BEGIN

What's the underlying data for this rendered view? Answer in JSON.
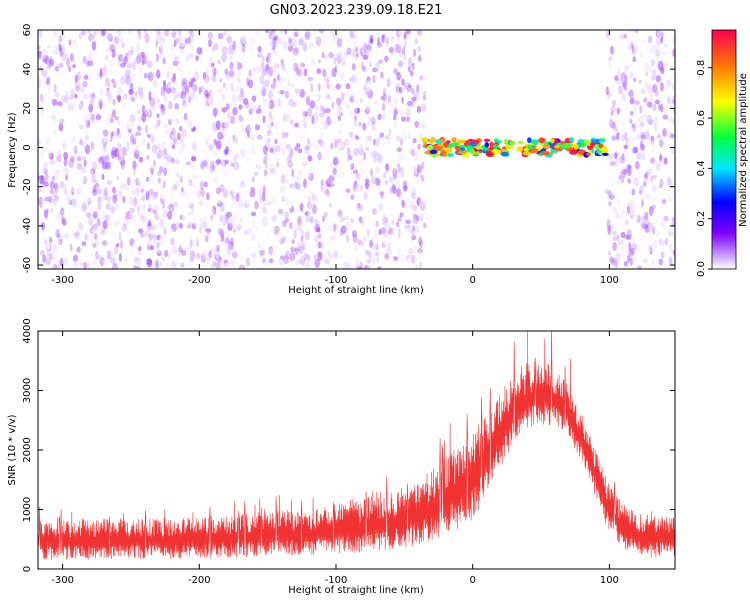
{
  "title": "GN03.2023.239.09.18.E21",
  "chart_data": [
    {
      "type": "heatmap",
      "xlabel": "Height of straight line (km)",
      "ylabel": "Frequency (Hz)",
      "xlim": [
        -318,
        148
      ],
      "ylim": [
        -62,
        60
      ],
      "x_ticks": [
        -300,
        -200,
        -100,
        0,
        100
      ],
      "y_ticks": [
        -60,
        -40,
        -20,
        0,
        20,
        40,
        60
      ],
      "colorbar": {
        "label": "Normalized spectral amplitude",
        "range": [
          0,
          0.95
        ],
        "ticks": [
          0.0,
          0.2,
          0.4,
          0.6,
          0.8
        ],
        "colormap": [
          "#ffffff",
          "#cfa8ff",
          "#8000ff",
          "#0000ff",
          "#00e5ff",
          "#00ff40",
          "#ffff00",
          "#ff8000",
          "#ff0050"
        ]
      },
      "regions": [
        {
          "x_range": [
            -318,
            -35
          ],
          "freq_range": [
            -62,
            60
          ],
          "amplitude": [
            0.0,
            0.12
          ],
          "pattern": "broadband noise"
        },
        {
          "x_range": [
            -35,
            98
          ],
          "freq_range": [
            -4,
            4
          ],
          "amplitude": [
            0.2,
            0.95
          ],
          "pattern": "narrow band near 0 Hz"
        },
        {
          "x_range": [
            98,
            148
          ],
          "freq_range": [
            -62,
            60
          ],
          "amplitude": [
            0.0,
            0.12
          ],
          "pattern": "broadband noise"
        }
      ],
      "grid": false
    },
    {
      "type": "line",
      "xlabel": "Height of straight line (km)",
      "ylabel": "SNR (10 * v/v)",
      "xlim": [
        -318,
        148
      ],
      "ylim": [
        0,
        4000
      ],
      "x_ticks": [
        -300,
        -200,
        -100,
        0,
        100
      ],
      "y_ticks": [
        0,
        1000,
        2000,
        3000,
        4000
      ],
      "color": "#f03232",
      "series": [
        {
          "x": [
            -318,
            -300,
            -280,
            -260,
            -240,
            -220,
            -200,
            -180,
            -160,
            -140,
            -120,
            -100,
            -80,
            -60,
            -40,
            -20,
            0,
            10,
            20,
            30,
            40,
            50,
            60,
            70,
            80,
            90,
            100,
            110,
            120,
            130,
            140,
            148
          ],
          "envelope_low": [
            150,
            150,
            160,
            160,
            170,
            170,
            180,
            190,
            200,
            220,
            230,
            250,
            280,
            320,
            400,
            550,
            800,
            1200,
            1700,
            2100,
            2300,
            2400,
            2400,
            2200,
            1800,
            1200,
            600,
            350,
            250,
            200,
            200,
            200
          ],
          "envelope_high": [
            900,
            850,
            850,
            850,
            850,
            850,
            900,
            900,
            950,
            1000,
            1000,
            1100,
            1200,
            1300,
            1500,
            1900,
            2300,
            2700,
            3000,
            3300,
            3500,
            3500,
            3400,
            3100,
            2600,
            2000,
            1400,
            1100,
            950,
            900,
            900,
            900
          ],
          "peak": [
            40,
            4000
          ]
        }
      ],
      "grid": false
    }
  ]
}
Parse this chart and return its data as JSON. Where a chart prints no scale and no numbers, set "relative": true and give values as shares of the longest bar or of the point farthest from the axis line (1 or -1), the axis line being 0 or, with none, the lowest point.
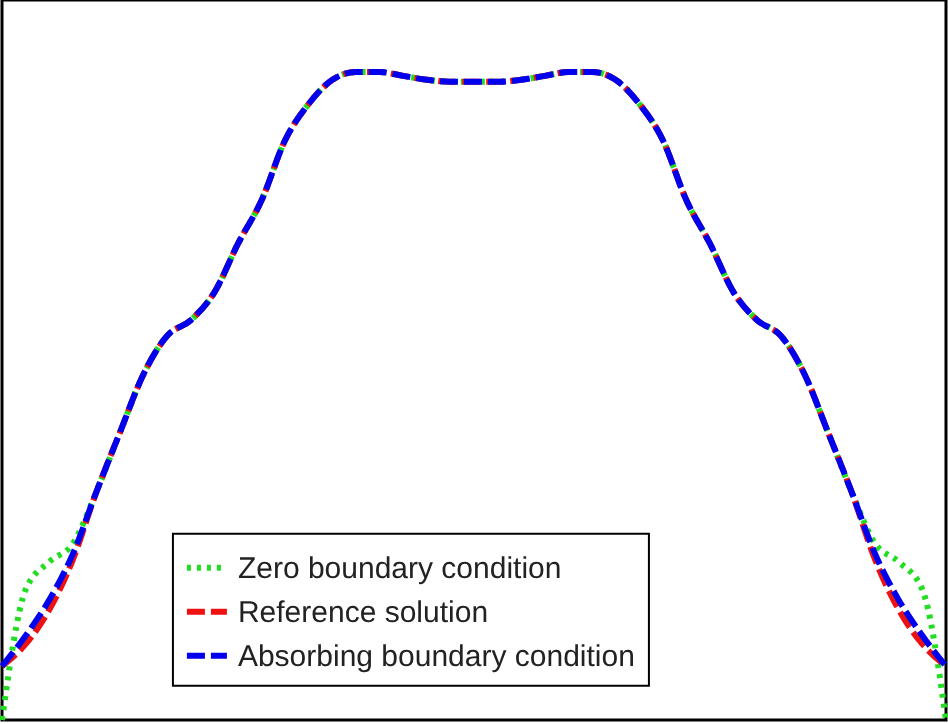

END

● Set exercise: Keep every word of the data as it is when you write it out, but drop the pictures.

● Response to this exercise:
What's the underlying data for this rendered view? Answer in JSON.
{
  "title": "GN03.2023.239.09.18.E21",
  "chart_data": [
    {
      "type": "heatmap",
      "xlabel": "Height of straight line (km)",
      "ylabel": "Frequency (Hz)",
      "xlim": [
        -318,
        148
      ],
      "ylim": [
        -62,
        60
      ],
      "x_ticks": [
        -300,
        -200,
        -100,
        0,
        100
      ],
      "y_ticks": [
        -60,
        -40,
        -20,
        0,
        20,
        40,
        60
      ],
      "colorbar": {
        "label": "Normalized spectral amplitude",
        "range": [
          0,
          0.95
        ],
        "ticks": [
          0.0,
          0.2,
          0.4,
          0.6,
          0.8
        ],
        "colormap": [
          "#ffffff",
          "#cfa8ff",
          "#8000ff",
          "#0000ff",
          "#00e5ff",
          "#00ff40",
          "#ffff00",
          "#ff8000",
          "#ff0050"
        ]
      },
      "regions": [
        {
          "x_range": [
            -318,
            -35
          ],
          "freq_range": [
            -62,
            60
          ],
          "amplitude": [
            0.0,
            0.12
          ],
          "pattern": "broadband noise"
        },
        {
          "x_range": [
            -35,
            98
          ],
          "freq_range": [
            -4,
            4
          ],
          "amplitude": [
            0.2,
            0.95
          ],
          "pattern": "narrow band near 0 Hz"
        },
        {
          "x_range": [
            98,
            148
          ],
          "freq_range": [
            -62,
            60
          ],
          "amplitude": [
            0.0,
            0.12
          ],
          "pattern": "broadband noise"
        }
      ],
      "grid": false
    },
    {
      "type": "line",
      "xlabel": "Height of straight line (km)",
      "ylabel": "SNR (10 * v/v)",
      "xlim": [
        -318,
        148
      ],
      "ylim": [
        0,
        4000
      ],
      "x_ticks": [
        -300,
        -200,
        -100,
        0,
        100
      ],
      "y_ticks": [
        0,
        1000,
        2000,
        3000,
        4000
      ],
      "color": "#f03232",
      "series": [
        {
          "x": [
            -318,
            -300,
            -280,
            -260,
            -240,
            -220,
            -200,
            -180,
            -160,
            -140,
            -120,
            -100,
            -80,
            -60,
            -40,
            -20,
            0,
            10,
            20,
            30,
            40,
            50,
            60,
            70,
            80,
            90,
            100,
            110,
            120,
            130,
            140,
            148
          ],
          "envelope_low": [
            150,
            150,
            160,
            160,
            170,
            170,
            180,
            190,
            200,
            220,
            230,
            250,
            280,
            320,
            400,
            550,
            800,
            1200,
            1700,
            2100,
            2300,
            2400,
            2400,
            2200,
            1800,
            1200,
            600,
            350,
            250,
            200,
            200,
            200
          ],
          "envelope_high": [
            900,
            850,
            850,
            850,
            850,
            850,
            900,
            900,
            950,
            1000,
            1000,
            1100,
            1200,
            1300,
            1500,
            1900,
            2300,
            2700,
            3000,
            3300,
            3500,
            3500,
            3400,
            3100,
            2600,
            2000,
            1400,
            1100,
            950,
            900,
            900,
            900
          ],
          "peak": [
            40,
            4000
          ]
        }
      ],
      "grid": false
    }
  ]
}
Parse this chart and return its data as JSON. Where a chart prints no scale and no numbers, set "relative": true and give values as shares of the longest bar or of the point farthest from the axis line (1 or -1), the axis line being 0 or, with none, the lowest point.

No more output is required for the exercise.